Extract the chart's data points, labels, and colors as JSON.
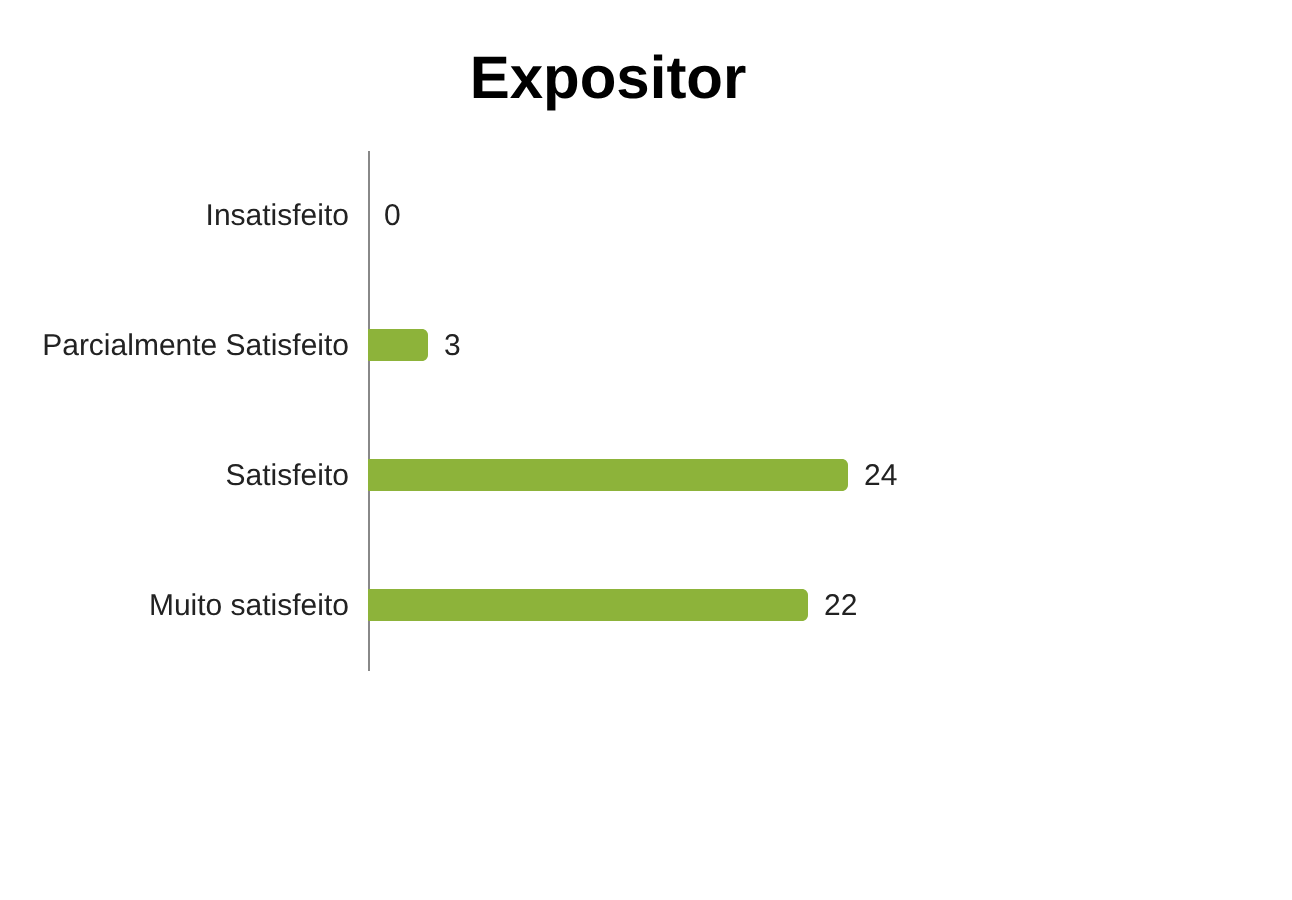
{
  "chart_data": {
    "type": "bar",
    "orientation": "horizontal",
    "title": "Expositor",
    "categories": [
      "Insatisfeito",
      "Parcialmente Satisfeito",
      "Satisfeito",
      "Muito satisfeito"
    ],
    "values": [
      0,
      3,
      24,
      22
    ],
    "color": "#8db33a",
    "data_labels": true
  }
}
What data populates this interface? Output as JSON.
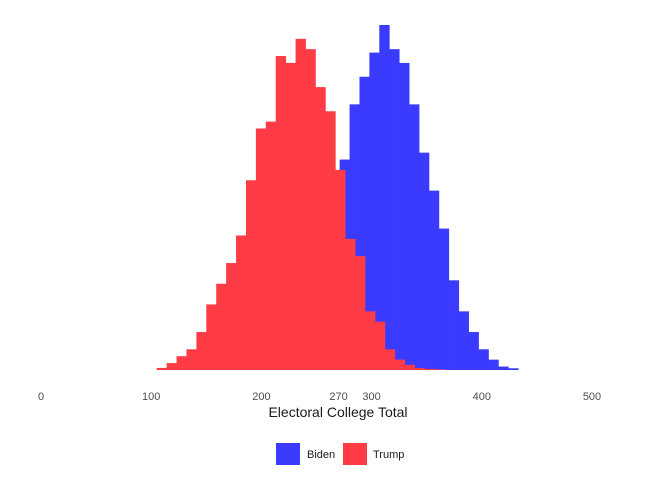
{
  "chart_data": {
    "type": "histogram",
    "title": "",
    "xlabel": "Electoral College Total",
    "ylabel": "",
    "xlim": [
      0,
      500
    ],
    "x_ticks": [
      0,
      100,
      200,
      270,
      300,
      400,
      500
    ],
    "x_tick_labels": [
      "0",
      "100",
      "200",
      "270",
      "300",
      "400",
      "500"
    ],
    "grid": false,
    "bin_width": 9,
    "count_max": 100,
    "legend": {
      "position": "bottom",
      "entries": [
        "Biden",
        "Trump"
      ]
    },
    "colors": {
      "Biden": "#3b3bff",
      "Trump": "#ff3b46",
      "overlap": "#cc1144"
    },
    "series": [
      {
        "name": "Biden",
        "bin_starts": [
          181,
          190,
          199,
          208,
          217,
          226,
          235,
          244,
          253,
          262,
          271,
          280,
          289,
          298,
          307,
          316,
          325,
          334,
          343,
          352,
          361,
          370,
          379,
          388,
          397,
          406,
          415,
          424
        ],
        "counts": [
          0.3,
          0.7,
          1.4,
          2.1,
          3.1,
          4.5,
          7,
          13,
          20,
          37,
          61,
          77,
          85,
          92,
          100,
          93,
          89,
          77,
          63,
          52,
          41,
          26,
          17,
          11,
          6,
          3,
          1,
          0.5
        ]
      },
      {
        "name": "Trump",
        "bin_starts": [
          105,
          114,
          123,
          132,
          141,
          150,
          159,
          168,
          177,
          186,
          195,
          204,
          213,
          222,
          231,
          240,
          249,
          258,
          267,
          276,
          285,
          294,
          303,
          312,
          321,
          330,
          339,
          348,
          357
        ],
        "counts": [
          0.6,
          2,
          4,
          6,
          11,
          19,
          25,
          31,
          39,
          55,
          70,
          72,
          91,
          89,
          96,
          93,
          82,
          75,
          58,
          38,
          33,
          17,
          14,
          6,
          3,
          1.5,
          0.6,
          0.3,
          0.2
        ]
      }
    ]
  }
}
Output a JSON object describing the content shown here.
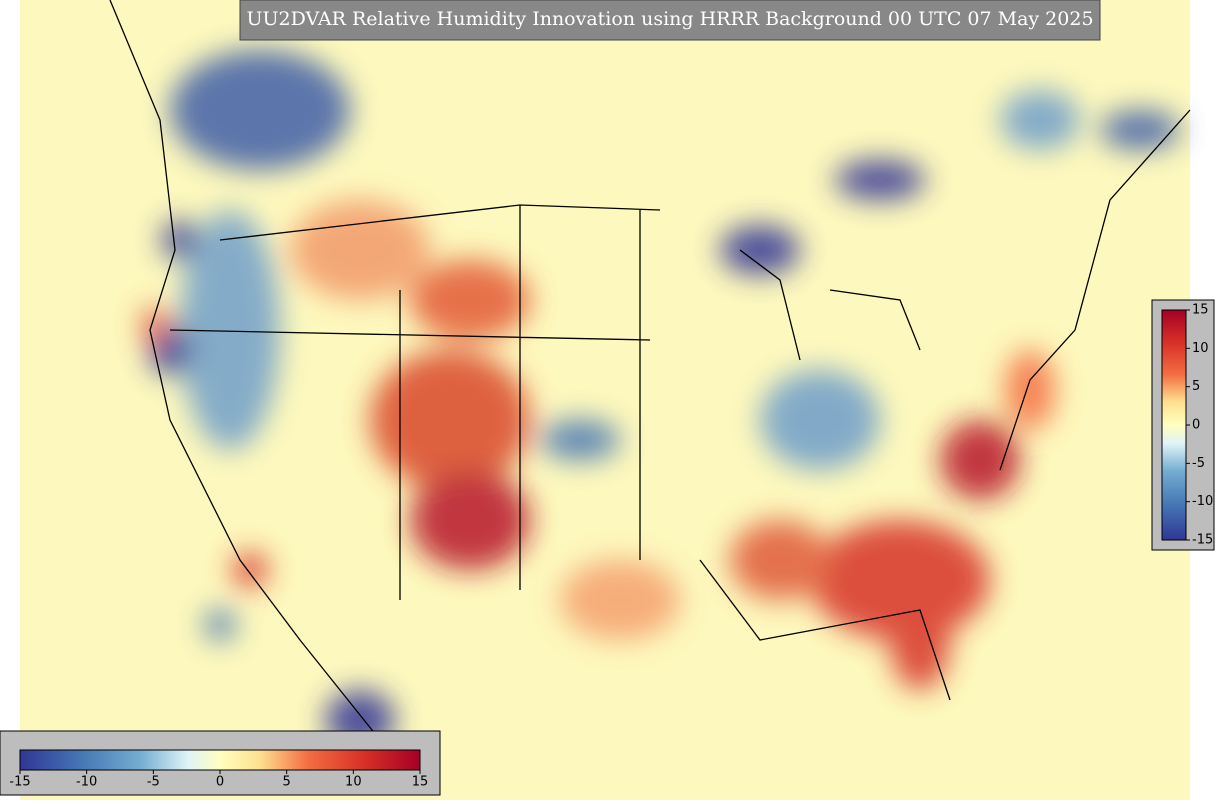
{
  "title": "UU2DVAR Relative Humidity Innovation using HRRR Background 00 UTC 07 May 2025",
  "colorbar_bottom": {
    "lim": [
      -15,
      15
    ],
    "ticks": [
      -15,
      -10,
      -5,
      0,
      5,
      10,
      15
    ]
  },
  "colorbar_right": {
    "lim": [
      -15,
      15
    ],
    "ticks": [
      15,
      10,
      5,
      0,
      -5,
      -10,
      -15
    ]
  }
}
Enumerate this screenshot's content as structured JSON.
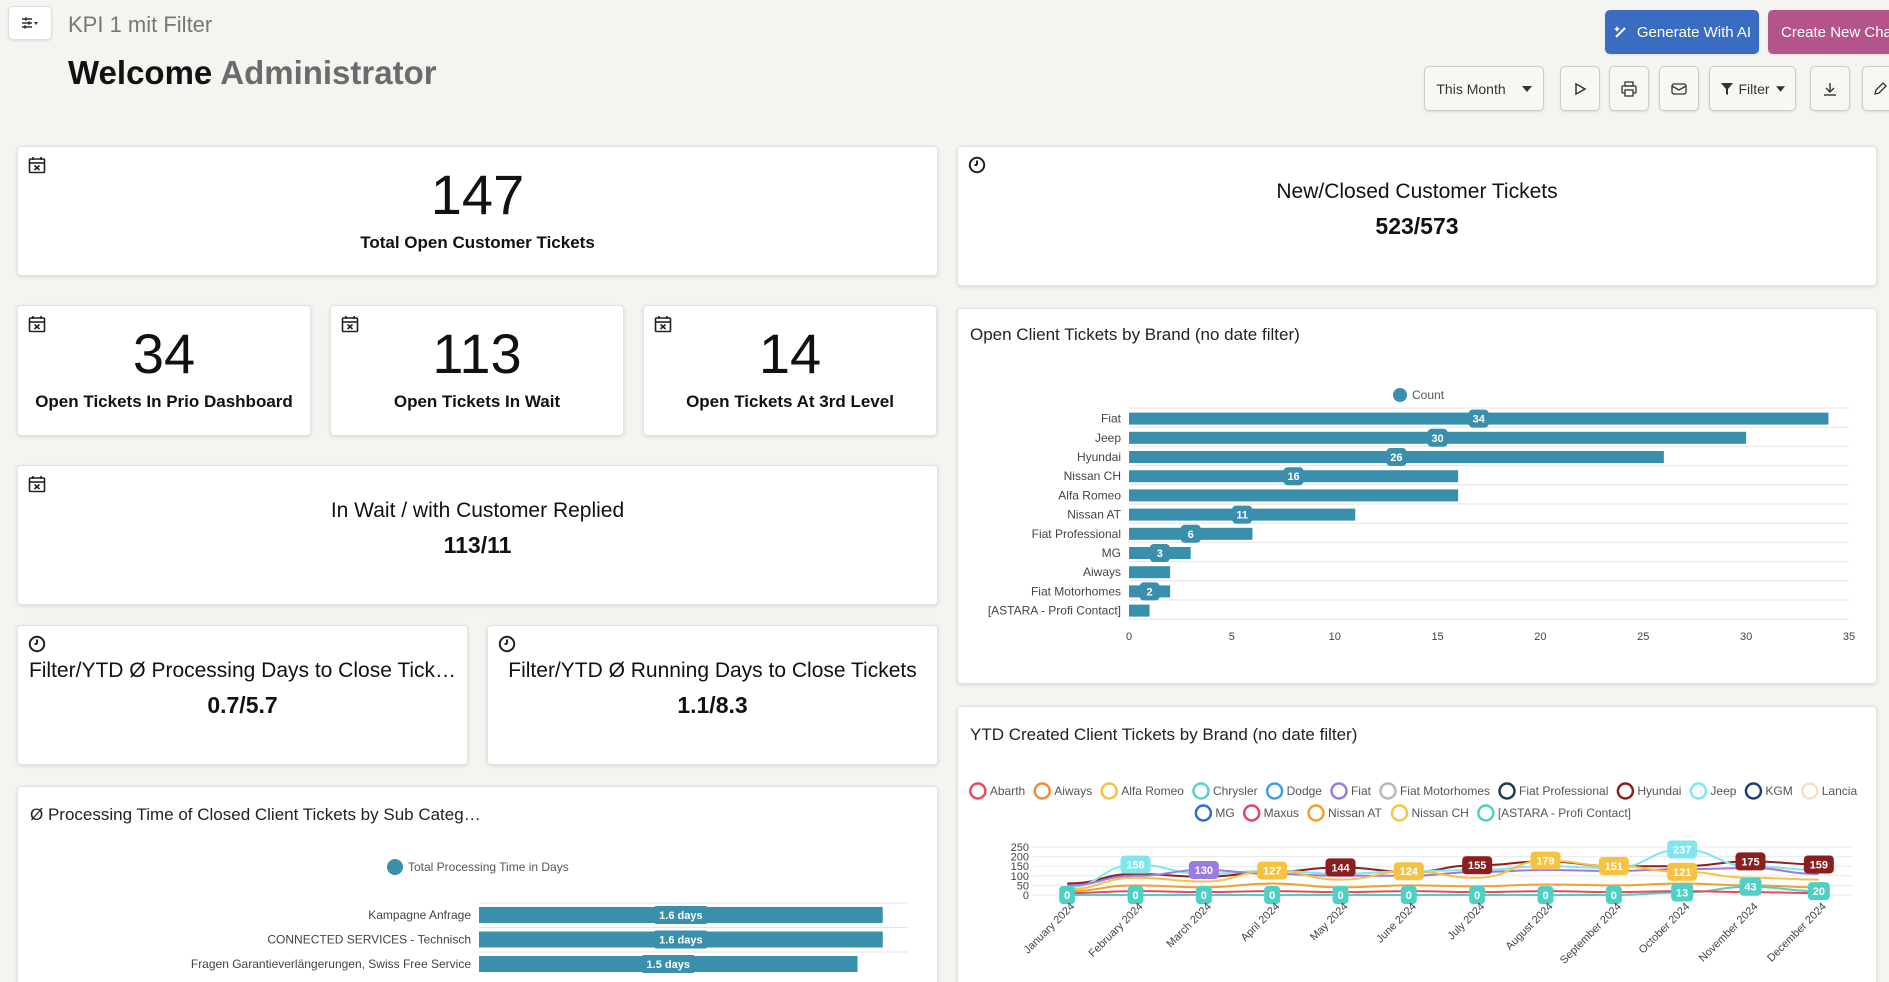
{
  "header": {
    "page_name": "KPI 1 mit Filter",
    "welcome_prefix": "Welcome",
    "welcome_user": "Administrator",
    "generate_ai_label": "Generate With AI",
    "create_chart_label": "Create New Chart",
    "period_select": "This Month",
    "filter_label": "Filter"
  },
  "kpis": {
    "total_open": {
      "value": "147",
      "label": "Total Open Customer Tickets"
    },
    "prio": {
      "value": "34",
      "label": "Open Tickets In Prio Dashboard"
    },
    "wait": {
      "value": "113",
      "label": "Open Tickets In Wait"
    },
    "third": {
      "value": "14",
      "label": "Open Tickets At 3rd Level"
    },
    "wait_replied": {
      "title": "In Wait / with Customer Replied",
      "value": "113/11"
    },
    "processing_days": {
      "title": "Filter/YTD Ø Processing Days to Close Tick…",
      "value": "0.7/5.7"
    },
    "running_days": {
      "title": "Filter/YTD Ø Running Days to Close Tickets",
      "value": "1.1/8.3"
    },
    "new_closed": {
      "title": "New/Closed Customer Tickets",
      "value": "523/573"
    }
  },
  "colors": {
    "bar": "#3a8fad",
    "primary_btn": "#3a6cc2",
    "create_btn": "#b3558a"
  },
  "chart_data": [
    {
      "type": "bar",
      "title": "Open Client Tickets by Brand (no date filter)",
      "legend": "Count",
      "categories": [
        "Fiat",
        "Jeep",
        "Hyundai",
        "Nissan CH",
        "Alfa Romeo",
        "Nissan AT",
        "Fiat Professional",
        "MG",
        "Aiways",
        "Fiat Motorhomes",
        "[ASTARA - Profi Contact]"
      ],
      "values": [
        34,
        30,
        26,
        16,
        16,
        11,
        6,
        3,
        2,
        2,
        1
      ],
      "labels": [
        "34",
        "30",
        "26",
        "16",
        "",
        "11",
        "6",
        "3",
        "",
        "2",
        ""
      ],
      "xlim": [
        0,
        35
      ],
      "xticks": [
        "0",
        "5",
        "10",
        "15",
        "20",
        "25",
        "30",
        "35"
      ]
    },
    {
      "type": "bar",
      "title": "Ø Processing Time of Closed Client Tickets by Sub Categ…",
      "legend": "Total Processing Time in Days",
      "categories": [
        "Kampagne Anfrage",
        "CONNECTED SERVICES - Technisch",
        "Fragen Garantieverlängerungen, Swiss Free Service"
      ],
      "values": [
        1.6,
        1.6,
        1.5
      ],
      "labels": [
        "1.6 days",
        "1.6 days",
        "1.5 days"
      ]
    },
    {
      "type": "line",
      "title": "YTD Created Client Tickets by Brand (no date filter)",
      "legend_items": [
        {
          "name": "Abarth",
          "color": "#e84a5f"
        },
        {
          "name": "Aiways",
          "color": "#f08c3a"
        },
        {
          "name": "Alfa Romeo",
          "color": "#f5c242"
        },
        {
          "name": "Chrysler",
          "color": "#5ad1c8"
        },
        {
          "name": "Dodge",
          "color": "#3aa0e0"
        },
        {
          "name": "Fiat",
          "color": "#9a7be0"
        },
        {
          "name": "Fiat Motorhomes",
          "color": "#b8b8b8"
        },
        {
          "name": "Fiat Professional",
          "color": "#1f3a5a"
        },
        {
          "name": "Hyundai",
          "color": "#8b1e1e"
        },
        {
          "name": "Jeep",
          "color": "#7fe6f0"
        },
        {
          "name": "KGM",
          "color": "#1e3f7a"
        },
        {
          "name": "Lancia",
          "color": "#f3e0c8"
        },
        {
          "name": "MG",
          "color": "#2a6fd6"
        },
        {
          "name": "Maxus",
          "color": "#e0466a"
        },
        {
          "name": "Nissan AT",
          "color": "#f0a030"
        },
        {
          "name": "Nissan CH",
          "color": "#f5c842"
        },
        {
          "name": "[ASTARA - Profi Contact]",
          "color": "#4fd0c4"
        }
      ],
      "x": [
        "January 2024",
        "February 2024",
        "March 2024",
        "April 2024",
        "May 2024",
        "June 2024",
        "July 2024",
        "August 2024",
        "September 2024",
        "October 2024",
        "November 2024",
        "December 2024"
      ],
      "yticks": [
        "0",
        "50",
        "100",
        "150",
        "200",
        "250"
      ],
      "ylim": [
        0,
        250
      ],
      "series": [
        {
          "name": "Hyundai",
          "values": [
            60,
            110,
            95,
            120,
            144,
            120,
            155,
            175,
            150,
            150,
            175,
            159
          ]
        },
        {
          "name": "Jeep",
          "values": [
            40,
            158,
            110,
            127,
            110,
            124,
            130,
            150,
            140,
            237,
            150,
            130
          ]
        },
        {
          "name": "Fiat",
          "values": [
            50,
            100,
            130,
            110,
            100,
            100,
            120,
            130,
            125,
            135,
            140,
            110
          ]
        },
        {
          "name": "Alfa Romeo",
          "values": [
            30,
            90,
            70,
            127,
            80,
            124,
            90,
            179,
            151,
            121,
            90,
            80
          ]
        },
        {
          "name": "Nissan AT",
          "values": [
            20,
            50,
            40,
            60,
            40,
            50,
            45,
            55,
            50,
            60,
            50,
            40
          ]
        },
        {
          "name": "[ASTARA - Profi Contact]",
          "values": [
            0,
            0,
            0,
            0,
            0,
            0,
            0,
            0,
            0,
            13,
            43,
            20
          ]
        },
        {
          "name": "Abarth",
          "values": [
            10,
            20,
            15,
            20,
            15,
            20,
            15,
            20,
            15,
            20,
            15,
            10
          ]
        }
      ],
      "point_labels": [
        {
          "series": "[ASTARA - Profi Contact]",
          "i": 0,
          "text": "0"
        },
        {
          "series": "Jeep",
          "i": 1,
          "text": "158"
        },
        {
          "series": "[ASTARA - Profi Contact]",
          "i": 1,
          "text": "0"
        },
        {
          "series": "Fiat",
          "i": 2,
          "text": "130"
        },
        {
          "series": "[ASTARA - Profi Contact]",
          "i": 2,
          "text": "0"
        },
        {
          "series": "Alfa Romeo",
          "i": 3,
          "text": "127"
        },
        {
          "series": "[ASTARA - Profi Contact]",
          "i": 3,
          "text": "0"
        },
        {
          "series": "Hyundai",
          "i": 4,
          "text": "144"
        },
        {
          "series": "[ASTARA - Profi Contact]",
          "i": 4,
          "text": "0"
        },
        {
          "series": "Alfa Romeo",
          "i": 5,
          "text": "124"
        },
        {
          "series": "[ASTARA - Profi Contact]",
          "i": 5,
          "text": "0"
        },
        {
          "series": "Hyundai",
          "i": 6,
          "text": "155"
        },
        {
          "series": "[ASTARA - Profi Contact]",
          "i": 6,
          "text": "0"
        },
        {
          "series": "Alfa Romeo",
          "i": 7,
          "text": "179"
        },
        {
          "series": "[ASTARA - Profi Contact]",
          "i": 7,
          "text": "0"
        },
        {
          "series": "Alfa Romeo",
          "i": 8,
          "text": "151"
        },
        {
          "series": "[ASTARA - Profi Contact]",
          "i": 8,
          "text": "0"
        },
        {
          "series": "Jeep",
          "i": 9,
          "text": "237"
        },
        {
          "series": "Alfa Romeo",
          "i": 9,
          "text": "121"
        },
        {
          "series": "[ASTARA - Profi Contact]",
          "i": 9,
          "text": "13"
        },
        {
          "series": "Hyundai",
          "i": 10,
          "text": "175"
        },
        {
          "series": "[ASTARA - Profi Contact]",
          "i": 10,
          "text": "43"
        },
        {
          "series": "Hyundai",
          "i": 11,
          "text": "159"
        },
        {
          "series": "[ASTARA - Profi Contact]",
          "i": 11,
          "text": "20"
        }
      ]
    }
  ]
}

□ □ □ □ □

Your goal:
Pull out all lines of the data with the string "JSON".

Problem solution:
Extract the chart's data points, labels, and colors as JSON.
What data populates this interface? Output as JSON.
Output a JSON object describing the content shown here.
Enumerate this screenshot's content as structured JSON.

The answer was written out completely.